» Exercise details: Reproduce the listing verbatim.

Source records:
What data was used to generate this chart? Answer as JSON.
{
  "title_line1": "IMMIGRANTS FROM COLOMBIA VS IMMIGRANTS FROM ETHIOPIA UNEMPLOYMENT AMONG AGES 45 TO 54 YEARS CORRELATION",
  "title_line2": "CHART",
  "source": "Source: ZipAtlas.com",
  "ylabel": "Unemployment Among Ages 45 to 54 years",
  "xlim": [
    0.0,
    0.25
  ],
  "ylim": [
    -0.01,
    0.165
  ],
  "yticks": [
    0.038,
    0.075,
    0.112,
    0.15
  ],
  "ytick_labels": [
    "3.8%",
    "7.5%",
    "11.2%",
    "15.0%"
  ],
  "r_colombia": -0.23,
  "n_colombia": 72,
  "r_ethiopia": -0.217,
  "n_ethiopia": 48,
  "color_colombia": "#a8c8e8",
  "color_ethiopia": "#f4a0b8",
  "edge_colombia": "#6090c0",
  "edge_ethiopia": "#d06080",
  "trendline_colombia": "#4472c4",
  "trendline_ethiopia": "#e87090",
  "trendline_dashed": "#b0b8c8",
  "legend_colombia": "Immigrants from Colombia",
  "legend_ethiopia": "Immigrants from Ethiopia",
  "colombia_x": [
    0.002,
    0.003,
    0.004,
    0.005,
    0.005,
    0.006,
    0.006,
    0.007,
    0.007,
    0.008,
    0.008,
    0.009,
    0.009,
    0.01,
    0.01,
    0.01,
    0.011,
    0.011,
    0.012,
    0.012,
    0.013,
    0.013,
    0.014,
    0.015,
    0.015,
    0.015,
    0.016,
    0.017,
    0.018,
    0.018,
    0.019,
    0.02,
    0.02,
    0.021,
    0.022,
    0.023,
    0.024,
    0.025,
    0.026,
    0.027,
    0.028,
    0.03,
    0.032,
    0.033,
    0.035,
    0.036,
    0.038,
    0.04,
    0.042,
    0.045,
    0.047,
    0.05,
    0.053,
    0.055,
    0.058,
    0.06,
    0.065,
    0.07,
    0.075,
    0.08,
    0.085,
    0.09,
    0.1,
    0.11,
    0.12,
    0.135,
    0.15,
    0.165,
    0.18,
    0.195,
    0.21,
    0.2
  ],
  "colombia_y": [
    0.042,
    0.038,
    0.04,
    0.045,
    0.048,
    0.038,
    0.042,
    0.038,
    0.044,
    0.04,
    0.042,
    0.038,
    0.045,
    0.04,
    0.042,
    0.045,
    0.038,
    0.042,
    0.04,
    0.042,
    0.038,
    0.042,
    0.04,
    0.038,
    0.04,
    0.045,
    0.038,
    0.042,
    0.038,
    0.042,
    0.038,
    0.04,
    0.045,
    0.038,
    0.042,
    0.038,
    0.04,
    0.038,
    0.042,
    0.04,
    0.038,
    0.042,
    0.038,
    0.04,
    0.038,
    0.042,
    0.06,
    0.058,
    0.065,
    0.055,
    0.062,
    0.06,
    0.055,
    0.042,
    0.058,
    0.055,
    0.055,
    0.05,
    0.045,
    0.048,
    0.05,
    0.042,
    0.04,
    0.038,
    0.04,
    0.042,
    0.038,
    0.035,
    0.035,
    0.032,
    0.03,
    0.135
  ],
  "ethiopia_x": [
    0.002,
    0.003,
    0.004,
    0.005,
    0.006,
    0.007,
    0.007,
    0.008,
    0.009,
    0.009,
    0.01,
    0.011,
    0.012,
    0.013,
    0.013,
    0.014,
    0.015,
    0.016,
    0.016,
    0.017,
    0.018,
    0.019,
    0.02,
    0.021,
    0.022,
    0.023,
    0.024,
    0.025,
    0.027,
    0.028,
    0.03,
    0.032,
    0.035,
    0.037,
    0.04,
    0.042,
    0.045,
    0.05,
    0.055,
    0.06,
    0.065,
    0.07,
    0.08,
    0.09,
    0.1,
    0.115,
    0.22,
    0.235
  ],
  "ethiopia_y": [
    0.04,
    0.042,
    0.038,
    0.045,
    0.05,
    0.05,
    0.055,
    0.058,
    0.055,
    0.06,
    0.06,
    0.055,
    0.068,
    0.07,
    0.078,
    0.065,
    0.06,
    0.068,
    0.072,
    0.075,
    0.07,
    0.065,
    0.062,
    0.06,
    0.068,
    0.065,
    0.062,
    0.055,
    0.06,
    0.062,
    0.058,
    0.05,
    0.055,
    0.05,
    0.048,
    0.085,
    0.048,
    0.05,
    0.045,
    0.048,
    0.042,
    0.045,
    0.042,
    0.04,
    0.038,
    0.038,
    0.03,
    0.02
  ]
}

» The output:
What data was used to generate this chart? Answer as JSON.
{
  "title_line1": "IMMIGRANTS FROM COLOMBIA VS IMMIGRANTS FROM ETHIOPIA UNEMPLOYMENT AMONG AGES 45 TO 54 YEARS CORRELATION",
  "title_line2": "CHART",
  "source": "Source: ZipAtlas.com",
  "ylabel": "Unemployment Among Ages 45 to 54 years",
  "xlim": [
    0.0,
    0.25
  ],
  "ylim": [
    -0.01,
    0.165
  ],
  "yticks": [
    0.038,
    0.075,
    0.112,
    0.15
  ],
  "ytick_labels": [
    "3.8%",
    "7.5%",
    "11.2%",
    "15.0%"
  ],
  "r_colombia": -0.23,
  "n_colombia": 72,
  "r_ethiopia": -0.217,
  "n_ethiopia": 48,
  "color_colombia": "#a8c8e8",
  "color_ethiopia": "#f4a0b8",
  "edge_colombia": "#6090c0",
  "edge_ethiopia": "#d06080",
  "trendline_colombia": "#4472c4",
  "trendline_ethiopia": "#e87090",
  "trendline_dashed": "#b0b8c8",
  "legend_colombia": "Immigrants from Colombia",
  "legend_ethiopia": "Immigrants from Ethiopia",
  "colombia_x": [
    0.002,
    0.003,
    0.004,
    0.005,
    0.005,
    0.006,
    0.006,
    0.007,
    0.007,
    0.008,
    0.008,
    0.009,
    0.009,
    0.01,
    0.01,
    0.01,
    0.011,
    0.011,
    0.012,
    0.012,
    0.013,
    0.013,
    0.014,
    0.015,
    0.015,
    0.015,
    0.016,
    0.017,
    0.018,
    0.018,
    0.019,
    0.02,
    0.02,
    0.021,
    0.022,
    0.023,
    0.024,
    0.025,
    0.026,
    0.027,
    0.028,
    0.03,
    0.032,
    0.033,
    0.035,
    0.036,
    0.038,
    0.04,
    0.042,
    0.045,
    0.047,
    0.05,
    0.053,
    0.055,
    0.058,
    0.06,
    0.065,
    0.07,
    0.075,
    0.08,
    0.085,
    0.09,
    0.1,
    0.11,
    0.12,
    0.135,
    0.15,
    0.165,
    0.18,
    0.195,
    0.21,
    0.2
  ],
  "colombia_y": [
    0.042,
    0.038,
    0.04,
    0.045,
    0.048,
    0.038,
    0.042,
    0.038,
    0.044,
    0.04,
    0.042,
    0.038,
    0.045,
    0.04,
    0.042,
    0.045,
    0.038,
    0.042,
    0.04,
    0.042,
    0.038,
    0.042,
    0.04,
    0.038,
    0.04,
    0.045,
    0.038,
    0.042,
    0.038,
    0.042,
    0.038,
    0.04,
    0.045,
    0.038,
    0.042,
    0.038,
    0.04,
    0.038,
    0.042,
    0.04,
    0.038,
    0.042,
    0.038,
    0.04,
    0.038,
    0.042,
    0.06,
    0.058,
    0.065,
    0.055,
    0.062,
    0.06,
    0.055,
    0.042,
    0.058,
    0.055,
    0.055,
    0.05,
    0.045,
    0.048,
    0.05,
    0.042,
    0.04,
    0.038,
    0.04,
    0.042,
    0.038,
    0.035,
    0.035,
    0.032,
    0.03,
    0.135
  ],
  "ethiopia_x": [
    0.002,
    0.003,
    0.004,
    0.005,
    0.006,
    0.007,
    0.007,
    0.008,
    0.009,
    0.009,
    0.01,
    0.011,
    0.012,
    0.013,
    0.013,
    0.014,
    0.015,
    0.016,
    0.016,
    0.017,
    0.018,
    0.019,
    0.02,
    0.021,
    0.022,
    0.023,
    0.024,
    0.025,
    0.027,
    0.028,
    0.03,
    0.032,
    0.035,
    0.037,
    0.04,
    0.042,
    0.045,
    0.05,
    0.055,
    0.06,
    0.065,
    0.07,
    0.08,
    0.09,
    0.1,
    0.115,
    0.22,
    0.235
  ],
  "ethiopia_y": [
    0.04,
    0.042,
    0.038,
    0.045,
    0.05,
    0.05,
    0.055,
    0.058,
    0.055,
    0.06,
    0.06,
    0.055,
    0.068,
    0.07,
    0.078,
    0.065,
    0.06,
    0.068,
    0.072,
    0.075,
    0.07,
    0.065,
    0.062,
    0.06,
    0.068,
    0.065,
    0.062,
    0.055,
    0.06,
    0.062,
    0.058,
    0.05,
    0.055,
    0.05,
    0.048,
    0.085,
    0.048,
    0.05,
    0.045,
    0.048,
    0.042,
    0.045,
    0.042,
    0.04,
    0.038,
    0.038,
    0.03,
    0.02
  ]
}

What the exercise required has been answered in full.